-- BEGIN Given data --

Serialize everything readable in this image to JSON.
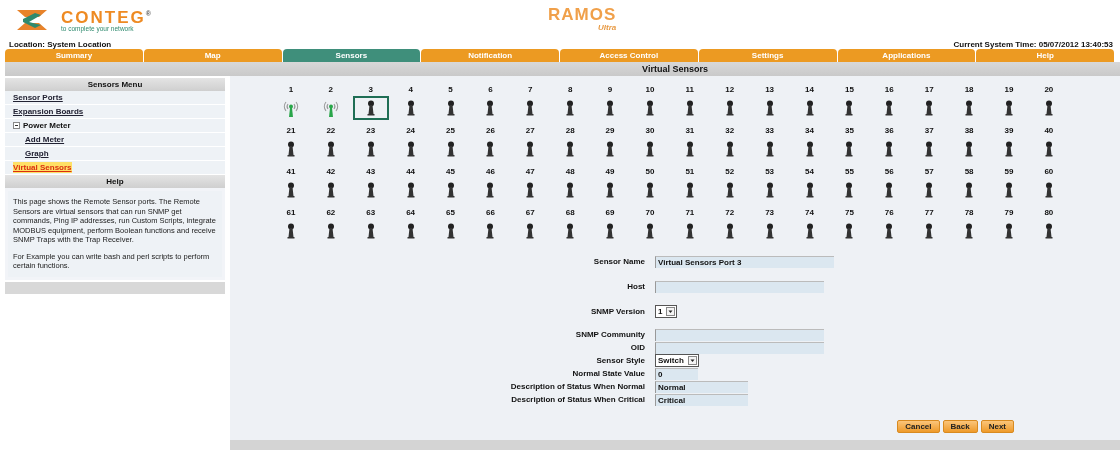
{
  "brand": {
    "name": "CONTEG",
    "mark": "®",
    "tagline": "to complete your network"
  },
  "product": {
    "name": "RAMOS",
    "edition": "Ultra"
  },
  "location": "Location: System Location",
  "system_time": "Current System Time: 05/07/2012 13:40:53",
  "tabs": [
    {
      "label": "Summary",
      "selected": false
    },
    {
      "label": "Map",
      "selected": false
    },
    {
      "label": "Sensors",
      "selected": true
    },
    {
      "label": "Notification",
      "selected": false
    },
    {
      "label": "Access Control",
      "selected": false
    },
    {
      "label": "Settings",
      "selected": false
    },
    {
      "label": "Applications",
      "selected": false
    },
    {
      "label": "Help",
      "selected": false
    }
  ],
  "page_title": "Virtual Sensors",
  "sidebar": {
    "title": "Sensors Menu",
    "items": [
      {
        "label": "Sensor Ports",
        "selected": false
      },
      {
        "label": "Expansion Boards",
        "selected": false
      },
      {
        "label": "Power Meter",
        "expanded": true,
        "selected": false,
        "children": [
          {
            "label": "Add Meter",
            "selected": false
          },
          {
            "label": "Graph",
            "selected": false
          }
        ]
      },
      {
        "label": "Virtual Sensors",
        "selected": true
      }
    ],
    "help_title": "Help",
    "help_paragraphs": [
      "This page shows the Remote Sensor ports. The Remote Sensors are virtual sensors that can run SNMP get commands, Ping IP addresses, run Custom Scripts, integrate MODBUS equipment, perform Boolean functions and receive SNMP Traps with the Trap Receiver.",
      "For Example you can write bash and perl scripts to perform certain functions."
    ]
  },
  "sensors": [
    {
      "label": "1",
      "active": true,
      "selected": false
    },
    {
      "label": "2",
      "active": true,
      "selected": false
    },
    {
      "label": "3",
      "active": false,
      "selected": true
    },
    {
      "label": "4",
      "active": false,
      "selected": false
    },
    {
      "label": "5",
      "active": false,
      "selected": false
    },
    {
      "label": "6",
      "active": false,
      "selected": false
    },
    {
      "label": "7",
      "active": false,
      "selected": false
    },
    {
      "label": "8",
      "active": false,
      "selected": false
    },
    {
      "label": "9",
      "active": false,
      "selected": false
    },
    {
      "label": "10",
      "active": false,
      "selected": false
    },
    {
      "label": "11",
      "active": false,
      "selected": false
    },
    {
      "label": "12",
      "active": false,
      "selected": false
    },
    {
      "label": "13",
      "active": false,
      "selected": false
    },
    {
      "label": "14",
      "active": false,
      "selected": false
    },
    {
      "label": "15",
      "active": false,
      "selected": false
    },
    {
      "label": "16",
      "active": false,
      "selected": false
    },
    {
      "label": "17",
      "active": false,
      "selected": false
    },
    {
      "label": "18",
      "active": false,
      "selected": false
    },
    {
      "label": "19",
      "active": false,
      "selected": false
    },
    {
      "label": "20",
      "active": false,
      "selected": false
    },
    {
      "label": "21",
      "active": false,
      "selected": false
    },
    {
      "label": "22",
      "active": false,
      "selected": false
    },
    {
      "label": "23",
      "active": false,
      "selected": false
    },
    {
      "label": "24",
      "active": false,
      "selected": false
    },
    {
      "label": "25",
      "active": false,
      "selected": false
    },
    {
      "label": "26",
      "active": false,
      "selected": false
    },
    {
      "label": "27",
      "active": false,
      "selected": false
    },
    {
      "label": "28",
      "active": false,
      "selected": false
    },
    {
      "label": "29",
      "active": false,
      "selected": false
    },
    {
      "label": "30",
      "active": false,
      "selected": false
    },
    {
      "label": "31",
      "active": false,
      "selected": false
    },
    {
      "label": "32",
      "active": false,
      "selected": false
    },
    {
      "label": "33",
      "active": false,
      "selected": false
    },
    {
      "label": "34",
      "active": false,
      "selected": false
    },
    {
      "label": "35",
      "active": false,
      "selected": false
    },
    {
      "label": "36",
      "active": false,
      "selected": false
    },
    {
      "label": "37",
      "active": false,
      "selected": false
    },
    {
      "label": "38",
      "active": false,
      "selected": false
    },
    {
      "label": "39",
      "active": false,
      "selected": false
    },
    {
      "label": "40",
      "active": false,
      "selected": false
    },
    {
      "label": "41",
      "active": false,
      "selected": false
    },
    {
      "label": "42",
      "active": false,
      "selected": false
    },
    {
      "label": "43",
      "active": false,
      "selected": false
    },
    {
      "label": "44",
      "active": false,
      "selected": false
    },
    {
      "label": "45",
      "active": false,
      "selected": false
    },
    {
      "label": "46",
      "active": false,
      "selected": false
    },
    {
      "label": "47",
      "active": false,
      "selected": false
    },
    {
      "label": "48",
      "active": false,
      "selected": false
    },
    {
      "label": "49",
      "active": false,
      "selected": false
    },
    {
      "label": "50",
      "active": false,
      "selected": false
    },
    {
      "label": "51",
      "active": false,
      "selected": false
    },
    {
      "label": "52",
      "active": false,
      "selected": false
    },
    {
      "label": "53",
      "active": false,
      "selected": false
    },
    {
      "label": "54",
      "active": false,
      "selected": false
    },
    {
      "label": "55",
      "active": false,
      "selected": false
    },
    {
      "label": "56",
      "active": false,
      "selected": false
    },
    {
      "label": "57",
      "active": false,
      "selected": false
    },
    {
      "label": "58",
      "active": false,
      "selected": false
    },
    {
      "label": "59",
      "active": false,
      "selected": false
    },
    {
      "label": "60",
      "active": false,
      "selected": false
    },
    {
      "label": "61",
      "active": false,
      "selected": false
    },
    {
      "label": "62",
      "active": false,
      "selected": false
    },
    {
      "label": "63",
      "active": false,
      "selected": false
    },
    {
      "label": "64",
      "active": false,
      "selected": false
    },
    {
      "label": "65",
      "active": false,
      "selected": false
    },
    {
      "label": "66",
      "active": false,
      "selected": false
    },
    {
      "label": "67",
      "active": false,
      "selected": false
    },
    {
      "label": "68",
      "active": false,
      "selected": false
    },
    {
      "label": "69",
      "active": false,
      "selected": false
    },
    {
      "label": "70",
      "active": false,
      "selected": false
    },
    {
      "label": "71",
      "active": false,
      "selected": false
    },
    {
      "label": "72",
      "active": false,
      "selected": false
    },
    {
      "label": "73",
      "active": false,
      "selected": false
    },
    {
      "label": "74",
      "active": false,
      "selected": false
    },
    {
      "label": "75",
      "active": false,
      "selected": false
    },
    {
      "label": "76",
      "active": false,
      "selected": false
    },
    {
      "label": "77",
      "active": false,
      "selected": false
    },
    {
      "label": "78",
      "active": false,
      "selected": false
    },
    {
      "label": "79",
      "active": false,
      "selected": false
    },
    {
      "label": "80",
      "active": false,
      "selected": false
    }
  ],
  "form": [
    {
      "label": "Sensor Name",
      "kind": "text",
      "value": "Virtual Sensors Port 3"
    },
    {
      "label": "Host",
      "kind": "text"
    },
    {
      "label": "SNMP Version",
      "kind": "select",
      "value": "1"
    },
    {
      "label": "SNMP Community",
      "kind": "text"
    },
    {
      "label": "OID",
      "kind": "text"
    },
    {
      "label": "Sensor Style",
      "kind": "select",
      "value": "Switch"
    },
    {
      "label": "Normal State Value",
      "kind": "text",
      "value": "0"
    },
    {
      "label": "Description of Status When Normal",
      "kind": "text",
      "value": "Normal"
    },
    {
      "label": "Description of Status When Critical",
      "kind": "text",
      "value": "Critical"
    }
  ],
  "buttons": [
    "Cancel",
    "Back",
    "Next"
  ]
}
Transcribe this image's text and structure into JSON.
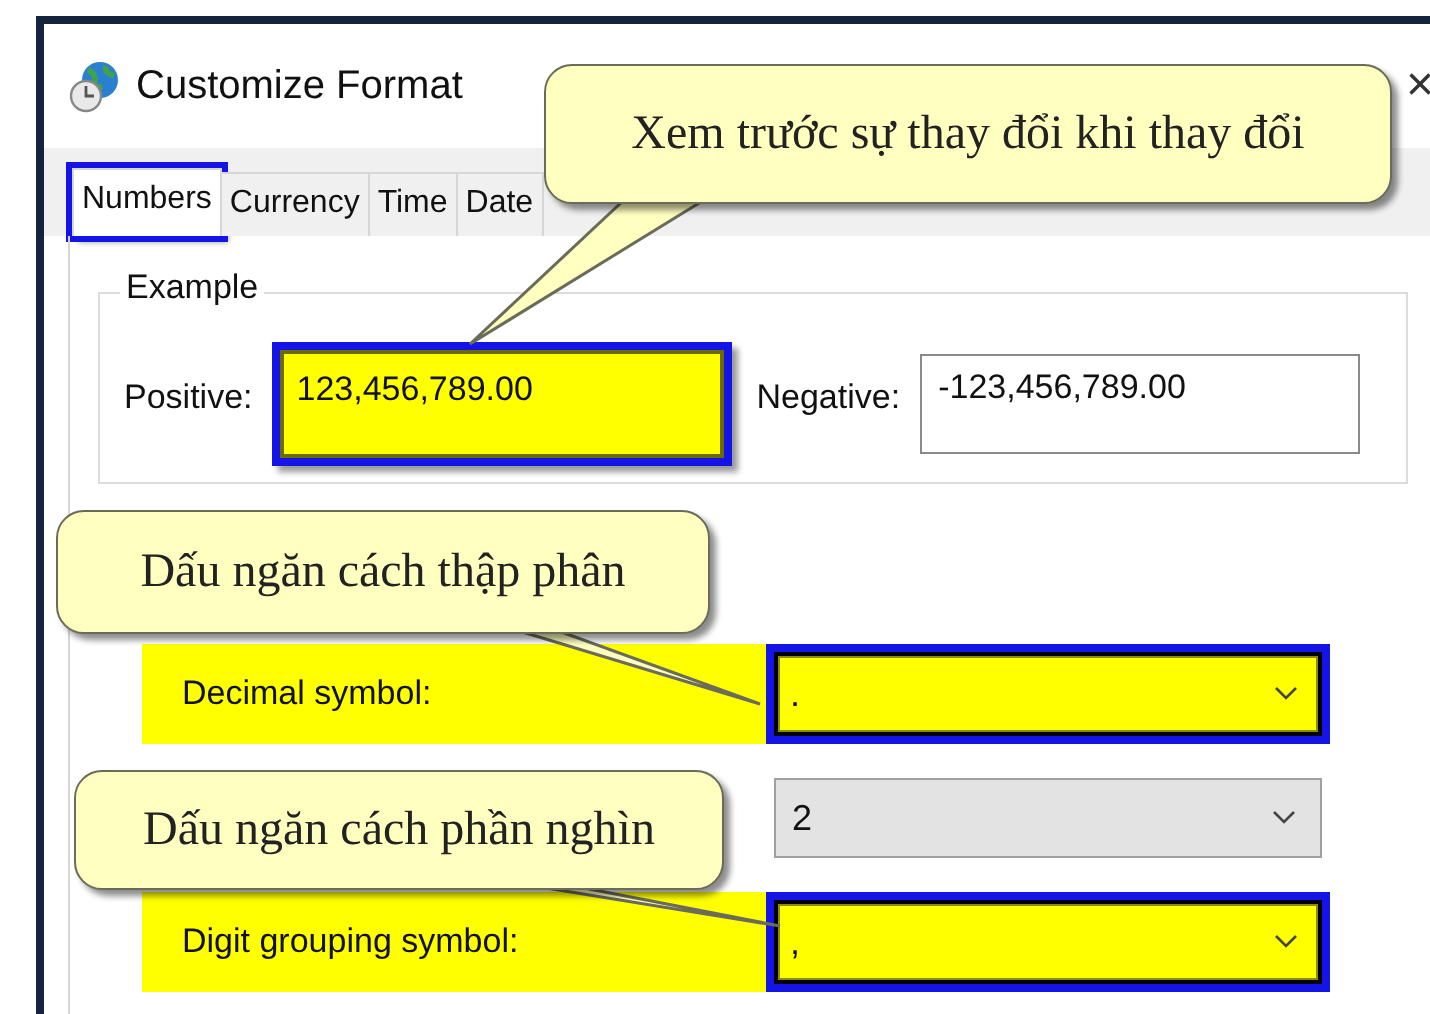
{
  "window": {
    "title": "Customize Format",
    "close": "×"
  },
  "tabs": [
    {
      "label": "Numbers",
      "selected": true,
      "highlighted": true
    },
    {
      "label": "Currency",
      "selected": false,
      "highlighted": false
    },
    {
      "label": "Time",
      "selected": false,
      "highlighted": false
    },
    {
      "label": "Date",
      "selected": false,
      "highlighted": false
    }
  ],
  "example": {
    "title": "Example",
    "fields": [
      {
        "label": "Positive:",
        "value": "123,456,789.00",
        "highlighted": true
      },
      {
        "label": "Negative:",
        "value": "-123,456,789.00",
        "highlighted": false
      }
    ]
  },
  "settings": [
    {
      "label": "Decimal symbol:",
      "value": ".",
      "highlighted": true
    },
    {
      "value": "2",
      "highlighted": false
    },
    {
      "label": "Digit grouping symbol:",
      "value": ",",
      "highlighted": true
    }
  ],
  "callouts": [
    {
      "text": "Xem trước sự thay đổi khi thay đổi"
    },
    {
      "text": "Dấu ngăn cách thập phân"
    },
    {
      "text": "Dấu ngăn cách phần nghìn"
    }
  ]
}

-- END Given data --

- **Instructions to follow**:
Without the pictures, retype exactly the lines from the one that holds "Transcribe this image's" to the last line of the data above, both of them included.

- **Task answer**:
Transcribe this image's text and structure into JSON.
{
  "window": {
    "title": "Customize Format",
    "close": "×"
  },
  "tabs": [
    {
      "label": "Numbers",
      "selected": true,
      "highlighted": true
    },
    {
      "label": "Currency",
      "selected": false,
      "highlighted": false
    },
    {
      "label": "Time",
      "selected": false,
      "highlighted": false
    },
    {
      "label": "Date",
      "selected": false,
      "highlighted": false
    }
  ],
  "example": {
    "title": "Example",
    "fields": [
      {
        "label": "Positive:",
        "value": "123,456,789.00",
        "highlighted": true
      },
      {
        "label": "Negative:",
        "value": "-123,456,789.00",
        "highlighted": false
      }
    ]
  },
  "settings": [
    {
      "label": "Decimal symbol:",
      "value": ".",
      "highlighted": true
    },
    {
      "value": "2",
      "highlighted": false
    },
    {
      "label": "Digit grouping symbol:",
      "value": ",",
      "highlighted": true
    }
  ],
  "callouts": [
    {
      "text": "Xem trước sự thay đổi khi thay đổi"
    },
    {
      "text": "Dấu ngăn cách thập phân"
    },
    {
      "text": "Dấu ngăn cách phần nghìn"
    }
  ]
}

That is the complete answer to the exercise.